===== Supplied material
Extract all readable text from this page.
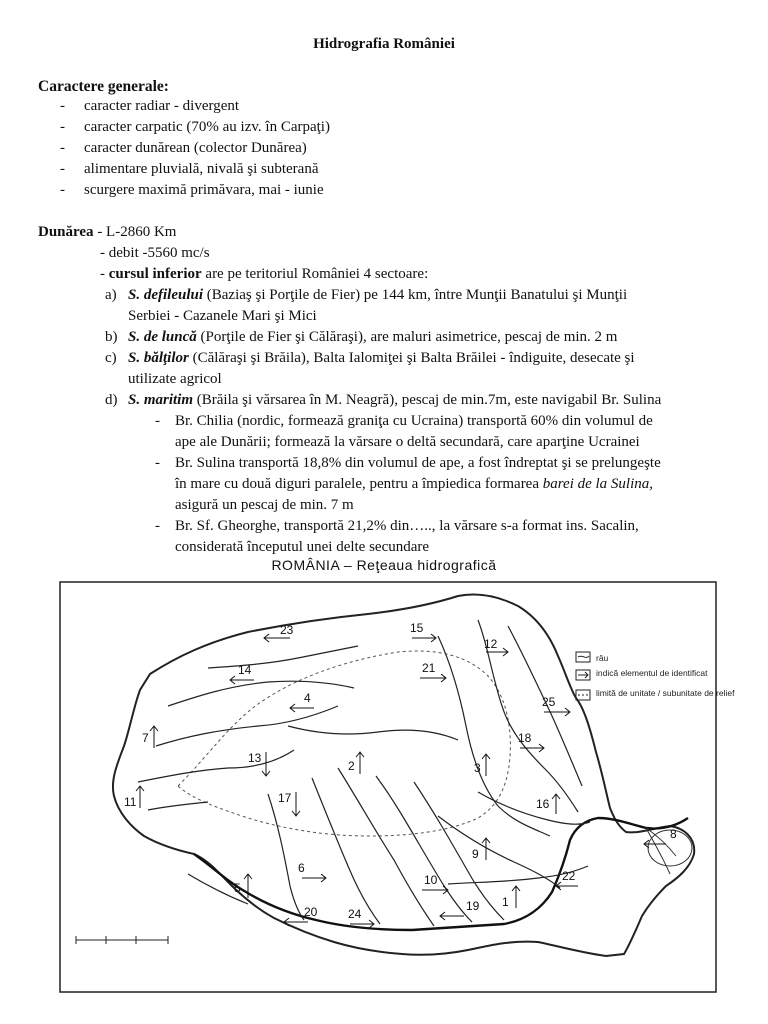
Hidrografia României
Caractere generale:
- caracter radiar - divergent
- caracter carpatic (70% au izv. în Carpaţi)
- caracter dunărean (colector Dunărea)
- alimentare pluvială, nivală şi subterană
- scurgere maximă primăvara, mai - iunie
Dunărea - L-2860 Km
- debit -5560 mc/s
- cursul inferior are pe teritoriul României 4 sectoare:
a) S. defileului (Baziaş şi Porţile de Fier) pe 144 km, între Munţii Banatului şi Munţii
Serbiei - Cazanele Mari şi Mici
b) S. de luncă (Porţile de Fier şi Călăraşi), are maluri asimetrice, pescaj de min. 2 m
c) S. bălţilor (Călăraşi şi Brăila), Balta Ialomiţei şi Balta Brăilei - îndiguite, desecate şi
utilizate agricol
d) S. maritim (Brăila şi vărsarea în M. Neagră), pescaj de min.7m, este navigabil Br. Sulina
- Br. Chilia (nordic, formează graniţa cu Ucraina) transportă 60% din volumul de
ape ale Dunării; formează la vărsare o deltă secundară, care aparţine Ucrainei
- Br. Sulina transportă 18,8% din volumul de ape, a fost îndreptat şi se prelungeşte
în mare cu două diguri paralele, pentru a împiedica formarea barei de la Sulina,
asigură un pescaj de min. 7 m
- Br. Sf. Gheorghe, transportă 21,2% din….., la vărsare s-a format ins. Sacalin,
considerată începutul unei delte secundare
ROMÂNIA – Reţeaua hidrografică
râu
indică elementul de identificat
limită de unitate / subunitate de relief
23	15
12
14	21
4	25
7	18
13
2	3
11	17	16
8
9
6
10	22
5
1
20	24
19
==========
- _Task objective_
Lines containing the string "Porţile" are to be selected and copied.

- _Response_
a) S. defileului (Baziaş şi Porţile de Fier) pe 144 km, între Munţii Banatului şi Munţii
b) S. de luncă (Porţile de Fier şi Călăraşi), are maluri asimetrice, pescaj de min. 2 m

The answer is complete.